Исходный текст:
Таким образом, оставалось готовиться к голодному бунту – и правительство готовилось.
Иногда высказывается мнение, что власти демонстрировали «вопиющую беспомощность и непредусмотрительность», что если бы не их некомпетентность, то вспыхнувший бунт можно было бы подавить. В действительности власти планомерно и тщательно готовились к подавлению неизбежного восстания. Комиссия под председательством командующего Петроградским военным округом генерала Хабалова закончила в середине января разработку плана дислокации и действий войск. Во главе карательных частей был поставлен командующий гвардейскими запасными частями генерал Чебыкин. Полки были расписаны по районам. В каждом из шести полицмейстерств полиция, жандармерия и войска объединялись под командованием особых штаб-офицеров. Власти пошли на беспрецедентный шаг: они вооружили полицейские части пулеметами; в Петрограде на крышах домов было оборудовано не менее 50 пулеметных гнезд. Полковник Д. Ходнев свидетельствует, что «петроградская полиция, как пешая, так и конная, равно как и жандармские части, были достаточны по численности и находились в образцовом порядке». Всем рядовым чинам полиции было объявлено, что им, как солдатам осажденной крепости, будет выдаваться усиленный оклад: от 60 до 100 рублей. Министр внутренних дел А. Д. Протопопов резко усилить агентурную деятельность; благодаря этому он был хорошо осведомлен о планах оппозиции, и в частности, о готовившейся Рабочей группой демонстрации 14 февраля. К началу этой демонстрации полицейские пулеметчики заняли свои посты на крышах домов, а почти все ее организаторы были арестованы. Как считает Л. Хеймсон, это было одной из причин того, что намеченная манифестация не приобрела большого размаха; за этот успех А. Д. Протопопов удостоился личной благодарности царя. Таким образом, власти действовали предусмотрительно, и в некоторых случаях достаточно эффективно – поэтому революцию невозможно списать на их «вопиющую беспомощность».
Однако министра внутренних дел беспокоил вопрос о дислокации в Петрограде ненадежных запасных батальонов находившихся на фронте гвардейских полков – и это беспокойство было вполне понятно в свете имевших место восстаний запасников в Кременчуге и Гомеле. Как писал позднее А. Д. Протопопов, он обратился к генералу Хабалову с просьбой вывести из города запасные батальоны, но Хабалов ответил, что в округе нет других казарм, и заверил министра, что «войска исполнят свой долг».

Строки набора данных:
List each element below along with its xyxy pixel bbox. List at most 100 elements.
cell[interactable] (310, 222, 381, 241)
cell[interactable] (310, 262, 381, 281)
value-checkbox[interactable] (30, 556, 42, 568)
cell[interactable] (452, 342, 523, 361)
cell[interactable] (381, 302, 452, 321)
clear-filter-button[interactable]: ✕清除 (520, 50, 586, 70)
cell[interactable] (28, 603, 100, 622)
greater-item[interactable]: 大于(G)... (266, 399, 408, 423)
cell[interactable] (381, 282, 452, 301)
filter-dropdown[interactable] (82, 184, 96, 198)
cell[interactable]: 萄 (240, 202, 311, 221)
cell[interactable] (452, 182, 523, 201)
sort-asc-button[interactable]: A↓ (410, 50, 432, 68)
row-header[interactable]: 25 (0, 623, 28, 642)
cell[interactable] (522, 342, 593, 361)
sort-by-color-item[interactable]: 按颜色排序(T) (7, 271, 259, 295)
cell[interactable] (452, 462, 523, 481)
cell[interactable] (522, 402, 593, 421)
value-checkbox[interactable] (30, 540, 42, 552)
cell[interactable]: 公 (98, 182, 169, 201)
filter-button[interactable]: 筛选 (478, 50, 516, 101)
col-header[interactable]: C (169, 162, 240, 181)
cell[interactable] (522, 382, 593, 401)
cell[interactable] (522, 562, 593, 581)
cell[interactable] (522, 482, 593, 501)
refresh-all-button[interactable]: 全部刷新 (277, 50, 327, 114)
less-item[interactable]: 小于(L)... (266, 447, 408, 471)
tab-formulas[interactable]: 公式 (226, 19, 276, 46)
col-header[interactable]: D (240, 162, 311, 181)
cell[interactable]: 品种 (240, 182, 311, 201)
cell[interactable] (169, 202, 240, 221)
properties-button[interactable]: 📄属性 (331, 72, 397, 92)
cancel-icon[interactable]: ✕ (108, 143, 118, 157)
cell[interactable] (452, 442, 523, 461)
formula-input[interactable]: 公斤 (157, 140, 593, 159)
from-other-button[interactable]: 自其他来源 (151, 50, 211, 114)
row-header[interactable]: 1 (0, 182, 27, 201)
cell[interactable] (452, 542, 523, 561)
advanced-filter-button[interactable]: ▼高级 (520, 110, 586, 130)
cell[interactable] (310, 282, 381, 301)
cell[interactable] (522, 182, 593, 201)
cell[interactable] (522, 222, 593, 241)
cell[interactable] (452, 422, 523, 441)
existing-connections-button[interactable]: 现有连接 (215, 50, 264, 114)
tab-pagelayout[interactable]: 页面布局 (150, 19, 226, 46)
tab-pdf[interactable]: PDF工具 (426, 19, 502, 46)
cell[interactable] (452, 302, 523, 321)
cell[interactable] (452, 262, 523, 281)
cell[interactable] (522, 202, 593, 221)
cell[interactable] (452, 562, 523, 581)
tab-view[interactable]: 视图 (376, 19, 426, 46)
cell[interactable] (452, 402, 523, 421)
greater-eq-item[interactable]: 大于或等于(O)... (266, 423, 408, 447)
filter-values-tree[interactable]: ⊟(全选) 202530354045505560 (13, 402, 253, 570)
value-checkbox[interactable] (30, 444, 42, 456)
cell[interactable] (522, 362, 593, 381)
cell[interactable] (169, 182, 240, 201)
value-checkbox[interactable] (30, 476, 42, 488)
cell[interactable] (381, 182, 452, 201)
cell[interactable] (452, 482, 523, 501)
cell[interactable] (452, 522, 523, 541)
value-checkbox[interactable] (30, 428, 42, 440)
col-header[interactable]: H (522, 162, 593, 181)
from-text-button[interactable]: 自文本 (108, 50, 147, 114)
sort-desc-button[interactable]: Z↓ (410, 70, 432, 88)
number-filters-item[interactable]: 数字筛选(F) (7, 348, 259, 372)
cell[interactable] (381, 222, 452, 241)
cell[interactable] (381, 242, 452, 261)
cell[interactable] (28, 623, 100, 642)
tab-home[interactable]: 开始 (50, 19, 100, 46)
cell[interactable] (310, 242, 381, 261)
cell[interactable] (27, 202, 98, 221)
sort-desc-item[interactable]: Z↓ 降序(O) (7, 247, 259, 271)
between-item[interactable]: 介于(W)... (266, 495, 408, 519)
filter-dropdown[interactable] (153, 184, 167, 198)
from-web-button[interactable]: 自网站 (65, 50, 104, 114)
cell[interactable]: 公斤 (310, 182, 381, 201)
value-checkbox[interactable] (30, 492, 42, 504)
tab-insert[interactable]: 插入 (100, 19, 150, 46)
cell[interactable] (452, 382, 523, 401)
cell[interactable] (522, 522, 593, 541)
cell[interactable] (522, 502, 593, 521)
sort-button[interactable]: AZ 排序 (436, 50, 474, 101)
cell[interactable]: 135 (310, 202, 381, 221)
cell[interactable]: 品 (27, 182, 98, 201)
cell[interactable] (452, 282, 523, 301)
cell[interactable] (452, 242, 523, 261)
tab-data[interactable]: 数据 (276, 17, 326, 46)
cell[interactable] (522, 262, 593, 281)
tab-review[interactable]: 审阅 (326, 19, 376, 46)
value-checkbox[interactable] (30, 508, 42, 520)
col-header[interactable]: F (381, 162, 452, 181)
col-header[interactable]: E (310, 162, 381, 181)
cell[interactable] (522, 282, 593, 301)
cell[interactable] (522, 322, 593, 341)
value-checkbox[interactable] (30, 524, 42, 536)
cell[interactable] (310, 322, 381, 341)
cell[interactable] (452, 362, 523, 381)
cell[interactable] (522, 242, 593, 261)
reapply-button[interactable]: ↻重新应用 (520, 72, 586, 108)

Что нужно сделать:
a: Кто возглавлял комиссию, разработавшую к середине января план дислокации и действий войск, согласно тексту о подготовке властей к бунту?
b: Напишите продолжение текста о подготовке властей к бунту.

Ответы:
a: Командующий Петроградским военным округом генерал Хабалов.

b:
Однако многие сведущие представители власти, в том числе начальник Петроградского охранного отделения К. И. Глобачев, продолжали высказывать сомнения в надежности запасных батальонов, в частности, потому, что солдаты этих батальонов явно не желали отправляться на фронт (отправка была назначена на 1 марта). В начале 1917 года прошел большой призыв и казармы запасных батальонов были переполнены; в них находилось около 200 тыс. солдат. «Вышедшие из лазаретов рассказывали об ураганном огне, о страшных потерях, – писал С.С. Ольденбург, – Солдатские массы были проникнуты одним страстным желанием – чуда, которое избавило бы их от необходимости ―идти на убой».
9 января на совещании в штабе Петроградского военного округа Глобачев прямо спросил генерала Чебыкина: «Ручаетесь ли вы за войска?». Чебыкин ответил: «За войска я вполне ручаюсь, тем более что подавлять беспорядки будут назначены самые отборные, самые лучшие части – учебные команды». Учебные команды состояли из специально отобранных солдат, проходивших подготовку для последующего назначения сержантами. В отношении других воинских частей были приняты меры к изоляции их от петроградского населения; на проходные казарм были поставлены учебные команды, и солдат не выпускали на улицу; солдатам не давали оружия, находившегося под охраной специальных нарядов.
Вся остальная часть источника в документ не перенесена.